**Task:**
The expected result is a word-for-word copy of the entries, minus any pictures.

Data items
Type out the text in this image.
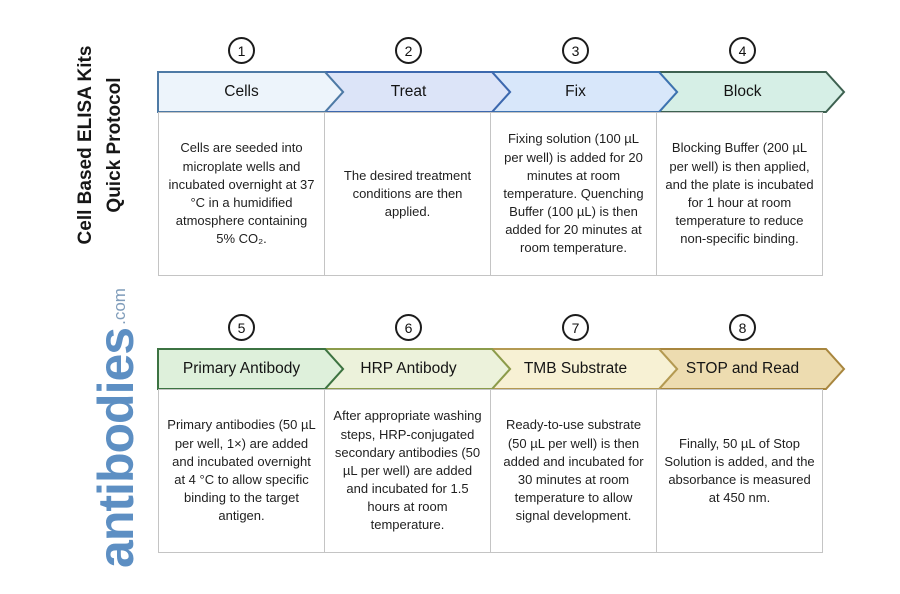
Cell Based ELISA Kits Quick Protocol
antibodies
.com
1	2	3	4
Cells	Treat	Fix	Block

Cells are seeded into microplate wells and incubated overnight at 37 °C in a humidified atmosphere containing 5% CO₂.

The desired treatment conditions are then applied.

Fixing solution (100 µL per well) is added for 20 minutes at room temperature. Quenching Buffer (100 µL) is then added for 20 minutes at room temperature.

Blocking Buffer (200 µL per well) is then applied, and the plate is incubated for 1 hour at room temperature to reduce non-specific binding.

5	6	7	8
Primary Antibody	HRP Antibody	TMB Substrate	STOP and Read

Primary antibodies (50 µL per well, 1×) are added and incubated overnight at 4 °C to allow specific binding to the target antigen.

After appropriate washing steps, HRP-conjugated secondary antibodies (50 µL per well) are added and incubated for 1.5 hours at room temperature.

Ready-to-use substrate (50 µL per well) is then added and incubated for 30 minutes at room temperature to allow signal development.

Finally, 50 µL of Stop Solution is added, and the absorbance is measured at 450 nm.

**The answer:**
Type out the text in this image.
Cell Based ELISA Kits Quick Protocol
antibodies
.com
1	2	3	4
Cells	Treat	Fix	Block

Cells are seeded into microplate wells and incubated overnight at 37 °C in a humidified atmosphere containing 5% CO₂.

The desired treatment conditions are then applied.

Fixing solution (100 µL per well) is added for 20 minutes at room temperature. Quenching Buffer (100 µL) is then added for 20 minutes at room temperature.

Blocking Buffer (200 µL per well) is then applied, and the plate is incubated for 1 hour at room temperature to reduce non-specific binding.

5	6	7	8
Primary Antibody	HRP Antibody	TMB Substrate	STOP and Read

Primary antibodies (50 µL per well, 1×) are added and incubated overnight at 4 °C to allow specific binding to the target antigen.

After appropriate washing steps, HRP-conjugated secondary antibodies (50 µL per well) are added and incubated for 1.5 hours at room temperature.

Ready-to-use substrate (50 µL per well) is then added and incubated for 30 minutes at room temperature to allow signal development.

Finally, 50 µL of Stop Solution is added, and the absorbance is measured at 450 nm.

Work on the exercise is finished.